-- Start ENTRIES SHOWN --

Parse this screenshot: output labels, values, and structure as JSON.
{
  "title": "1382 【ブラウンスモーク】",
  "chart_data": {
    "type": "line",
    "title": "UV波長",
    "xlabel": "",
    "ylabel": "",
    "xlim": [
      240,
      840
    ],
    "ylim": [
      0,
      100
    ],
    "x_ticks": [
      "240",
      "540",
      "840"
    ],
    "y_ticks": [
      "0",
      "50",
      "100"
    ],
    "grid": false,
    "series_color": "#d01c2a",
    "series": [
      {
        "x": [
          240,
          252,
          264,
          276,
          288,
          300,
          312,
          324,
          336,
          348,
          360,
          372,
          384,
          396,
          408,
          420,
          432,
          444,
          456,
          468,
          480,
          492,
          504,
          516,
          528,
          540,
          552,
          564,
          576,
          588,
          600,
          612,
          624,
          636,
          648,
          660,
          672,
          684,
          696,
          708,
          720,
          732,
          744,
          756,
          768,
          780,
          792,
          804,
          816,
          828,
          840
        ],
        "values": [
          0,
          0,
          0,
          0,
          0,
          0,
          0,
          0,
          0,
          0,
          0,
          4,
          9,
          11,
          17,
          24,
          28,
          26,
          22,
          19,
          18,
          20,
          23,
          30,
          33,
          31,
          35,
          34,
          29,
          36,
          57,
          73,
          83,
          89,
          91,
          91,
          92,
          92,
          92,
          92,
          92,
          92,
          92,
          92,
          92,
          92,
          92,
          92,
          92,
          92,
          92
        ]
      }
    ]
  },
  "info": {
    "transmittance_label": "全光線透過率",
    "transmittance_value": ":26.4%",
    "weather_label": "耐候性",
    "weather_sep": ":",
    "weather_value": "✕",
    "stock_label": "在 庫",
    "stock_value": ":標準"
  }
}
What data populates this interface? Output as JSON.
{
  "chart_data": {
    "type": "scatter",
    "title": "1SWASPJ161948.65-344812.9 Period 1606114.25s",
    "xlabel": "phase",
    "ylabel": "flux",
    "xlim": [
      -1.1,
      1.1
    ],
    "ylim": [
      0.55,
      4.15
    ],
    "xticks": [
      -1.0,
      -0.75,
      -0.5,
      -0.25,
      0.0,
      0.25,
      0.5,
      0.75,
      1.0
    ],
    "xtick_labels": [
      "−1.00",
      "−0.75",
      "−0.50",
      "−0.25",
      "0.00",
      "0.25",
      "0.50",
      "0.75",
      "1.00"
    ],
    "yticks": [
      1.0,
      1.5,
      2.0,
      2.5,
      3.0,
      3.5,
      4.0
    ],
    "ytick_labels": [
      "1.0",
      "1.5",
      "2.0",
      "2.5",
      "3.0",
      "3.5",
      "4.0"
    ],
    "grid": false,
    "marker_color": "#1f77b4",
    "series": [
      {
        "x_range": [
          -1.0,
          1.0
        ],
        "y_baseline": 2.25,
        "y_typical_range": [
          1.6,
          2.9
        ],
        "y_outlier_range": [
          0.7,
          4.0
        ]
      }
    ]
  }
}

-- End ENTRIES SHOWN --

Write out the records shown above, exactly as they appear.

> _ANSWER TO THIS EXERCISE_:
Parse this screenshot: output labels, values, and structure as JSON.
{
  "title": "1382 【ブラウンスモーク】",
  "chart_data": {
    "type": "line",
    "title": "UV波長",
    "xlabel": "",
    "ylabel": "",
    "xlim": [
      240,
      840
    ],
    "ylim": [
      0,
      100
    ],
    "x_ticks": [
      "240",
      "540",
      "840"
    ],
    "y_ticks": [
      "0",
      "50",
      "100"
    ],
    "grid": false,
    "series_color": "#d01c2a",
    "series": [
      {
        "x": [
          240,
          252,
          264,
          276,
          288,
          300,
          312,
          324,
          336,
          348,
          360,
          372,
          384,
          396,
          408,
          420,
          432,
          444,
          456,
          468,
          480,
          492,
          504,
          516,
          528,
          540,
          552,
          564,
          576,
          588,
          600,
          612,
          624,
          636,
          648,
          660,
          672,
          684,
          696,
          708,
          720,
          732,
          744,
          756,
          768,
          780,
          792,
          804,
          816,
          828,
          840
        ],
        "values": [
          0,
          0,
          0,
          0,
          0,
          0,
          0,
          0,
          0,
          0,
          0,
          4,
          9,
          11,
          17,
          24,
          28,
          26,
          22,
          19,
          18,
          20,
          23,
          30,
          33,
          31,
          35,
          34,
          29,
          36,
          57,
          73,
          83,
          89,
          91,
          91,
          92,
          92,
          92,
          92,
          92,
          92,
          92,
          92,
          92,
          92,
          92,
          92,
          92,
          92,
          92
        ]
      }
    ]
  },
  "info": {
    "transmittance_label": "全光線透過率",
    "transmittance_value": ":26.4%",
    "weather_label": "耐候性",
    "weather_sep": ":",
    "weather_value": "✕",
    "stock_label": "在 庫",
    "stock_value": ":標準"
  }
}
What data populates this interface? Output as JSON.
{
  "chart_data": {
    "type": "scatter",
    "title": "1SWASPJ161948.65-344812.9 Period 1606114.25s",
    "xlabel": "phase",
    "ylabel": "flux",
    "xlim": [
      -1.1,
      1.1
    ],
    "ylim": [
      0.55,
      4.15
    ],
    "xticks": [
      -1.0,
      -0.75,
      -0.5,
      -0.25,
      0.0,
      0.25,
      0.5,
      0.75,
      1.0
    ],
    "xtick_labels": [
      "−1.00",
      "−0.75",
      "−0.50",
      "−0.25",
      "0.00",
      "0.25",
      "0.50",
      "0.75",
      "1.00"
    ],
    "yticks": [
      1.0,
      1.5,
      2.0,
      2.5,
      3.0,
      3.5,
      4.0
    ],
    "ytick_labels": [
      "1.0",
      "1.5",
      "2.0",
      "2.5",
      "3.0",
      "3.5",
      "4.0"
    ],
    "grid": false,
    "marker_color": "#1f77b4",
    "series": [
      {
        "x_range": [
          -1.0,
          1.0
        ],
        "y_baseline": 2.25,
        "y_typical_range": [
          1.6,
          2.9
        ],
        "y_outlier_range": [
          0.7,
          4.0
        ]
      }
    ]
  }
}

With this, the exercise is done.